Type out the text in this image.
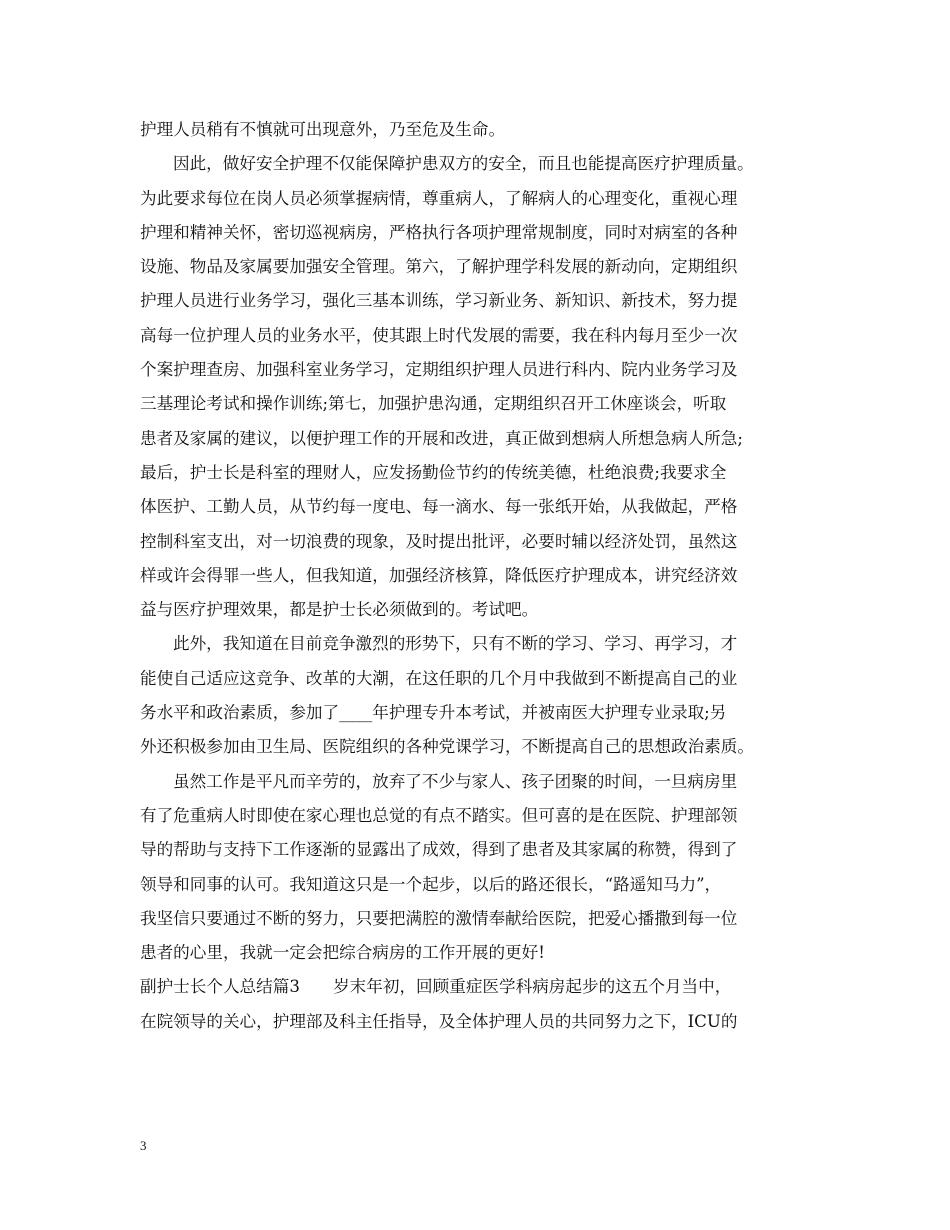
护理人员稍有不慎就可出现意外，乃至危及生命。
因此，做好安全护理不仅能保障护患双方的安全，而且也能提高医疗护理质量。
为此要求每位在岗人员必须掌握病情，尊重病人，了解病人的心理变化，重视心理
护理和精神关怀，密切巡视病房，严格执行各项护理常规制度，同时对病室的各种
设施、物品及家属要加强安全管理。第六，了解护理学科发展的新动向，定期组织
护理人员进行业务学习，强化三基本训练，学习新业务、新知识、新技术，努力提
高每一位护理人员的业务水平，使其跟上时代发展的需要，我在科内每月至少一次
个案护理查房、加强科室业务学习，定期组织护理人员进行科内、院内业务学习及
三基理论考试和操作训练;第七，加强护患沟通，定期组织召开工休座谈会，听取
患者及家属的建议，以便护理工作的开展和改进，真正做到想病人所想急病人所急;
最后，护士长是科室的理财人，应发扬勤俭节约的传统美德，杜绝浪费;我要求全
体医护、工勤人员，从节约每一度电、每一滴水、每一张纸开始，从我做起，严格
控制科室支出，对一切浪费的现象，及时提出批评，必要时辅以经济处罚，虽然这
样或许会得罪一些人，但我知道，加强经济核算，降低医疗护理成本，讲究经济效
益与医疗护理效果，都是护士长必须做到的。考试吧。
此外，我知道在目前竞争激烈的形势下，只有不断的学习、学习、再学习，才
能使自己适应这竞争、改革的大潮，在这任职的几个月中我做到不断提高自己的业
务水平和政治素质，参加了____年护理专升本考试，并被南医大护理专业录取;另
外还积极参加由卫生局、医院组织的各种党课学习，不断提高自己的思想政治素质。
虽然工作是平凡而辛劳的，放弃了不少与家人、孩子团聚的时间，一旦病房里
有了危重病人时即使在家心理也总觉的有点不踏实。但可喜的是在医院、护理部领
导的帮助与支持下工作逐渐的显露出了成效，得到了患者及其家属的称赞，得到了
领导和同事的认可。我知道这只是一个起步，以后的路还很长，“路遥知马力”，
我坚信只要通过不断的努力，只要把满腔的激情奉献给医院，把爱心播撒到每一位
患者的心里，我就一定会把综合病房的工作开展的更好!
副护士长个人总结篇3　　岁末年初，回顾重症医学科病房起步的这五个月当中，
在院领导的关心，护理部及科主任指导，及全体护理人员的共同努力之下，ICU的
3
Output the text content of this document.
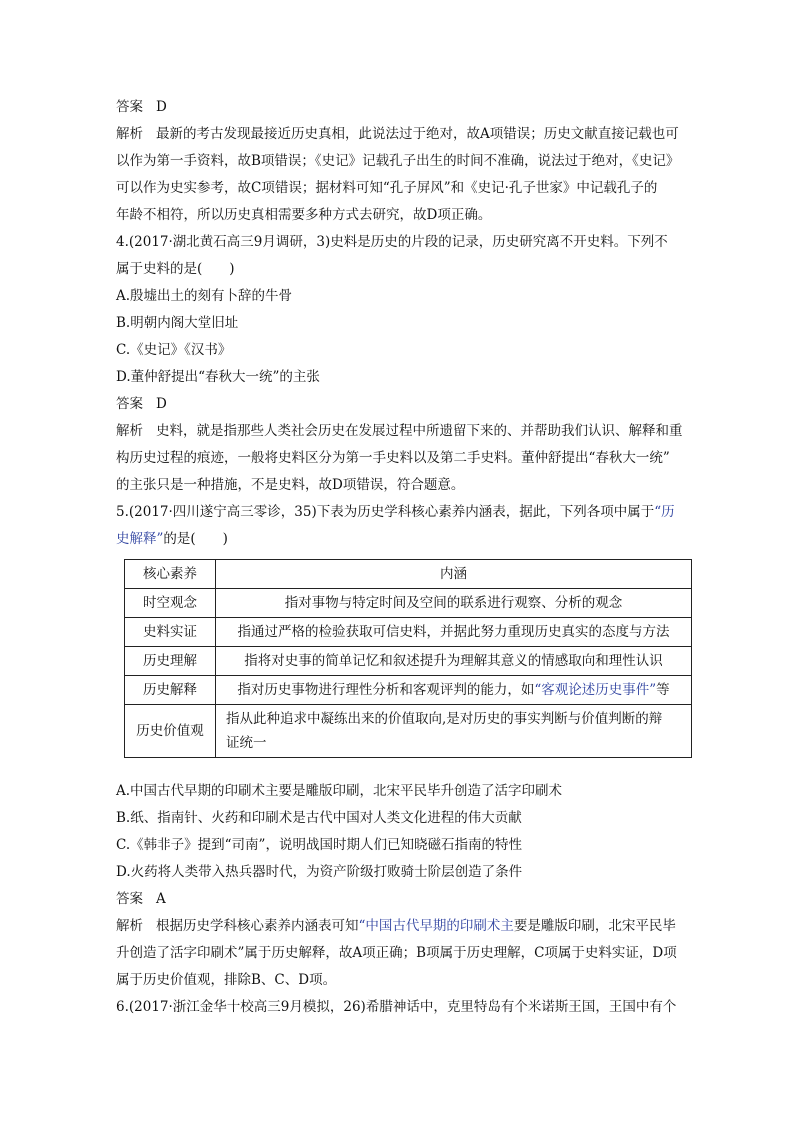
答案 D

解析 最新的考古发现最接近历史真相，此说法过于绝对，故A项错误；历史文献直接记载也可

以作为第一手资料，故B项错误；《史记》记载孔子出生的时间不准确，说法过于绝对，《史记》

可以作为史实参考，故C项错误；据材料可知“孔子屏风”和《史记·孔子世家》中记载孔子的

年龄不相符，所以历史真相需要多种方式去研究，故D项正确。

4.(2017·湖北黄石高三9月调研，3)史料是历史的片段的记录，历史研究离不开史料。下列不

属于史料的是(　　)

A.殷墟出土的刻有卜辞的牛骨

B.明朝内阁大堂旧址

C.《史记》《汉书》

D.董仲舒提出“春秋大一统”的主张

答案 D

解析 史料，就是指那些人类社会历史在发展过程中所遗留下来的、并帮助我们认识、解释和重

构历史过程的痕迹，一般将史料区分为第一手史料以及第二手史料。董仲舒提出“春秋大一统”

的主张只是一种措施，不是史料，故D项错误，符合题意。

5.(2017·四川遂宁高三零诊，35)下表为历史学科核心素养内涵表，据此，下列各项中属于“历

史解释”的是(　　)

核心素养	内涵
时空观念	指对事物与特定时间及空间的联系进行观察、分析的观念
史料实证	指通过严格的检验获取可信史料，并据此努力重现历史真实的态度与方法
历史理解	指将对史事的简单记忆和叙述提升为理解其意义的情感取向和理性认识
历史解释	指对历史事物进行理性分析和客观评判的能力，如“客观论述历史事件”等
历史价值观	指从此种追求中凝练出来的价值取向,是对历史的事实判断与价值判断的辩
证统一

A.中国古代早期的印刷术主要是雕版印刷，北宋平民毕升创造了活字印刷术

B.纸、指南针、火药和印刷术是古代中国对人类文化进程的伟大贡献

C.《韩非子》提到“司南”，说明战国时期人们已知晓磁石指南的特性

D.火药将人类带入热兵器时代，为资产阶级打败骑士阶层创造了条件

答案 A

解析 根据历史学科核心素养内涵表可知“中国古代早期的印刷术主要是雕版印刷，北宋平民毕

升创造了活字印刷术”属于历史解释，故A项正确；B项属于历史理解，C项属于史料实证，D项

属于历史价值观，排除B、C、D项。

6.(2017·浙江金华十校高三9月模拟，26)希腊神话中，克里特岛有个米诺斯王国，王国中有个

----

EXERCISE DIRECTIONS: From the entries above, collect every line with the string "中国古代早期的印刷术主要是雕版印刷" in it.

RESPONSE BELOW:
A.中国古代早期的印刷术主要是雕版印刷，北宋平民毕升创造了活字印刷术
解析 根据历史学科核心素养内涵表可知“中国古代早期的印刷术主要是雕版印刷，北宋平民毕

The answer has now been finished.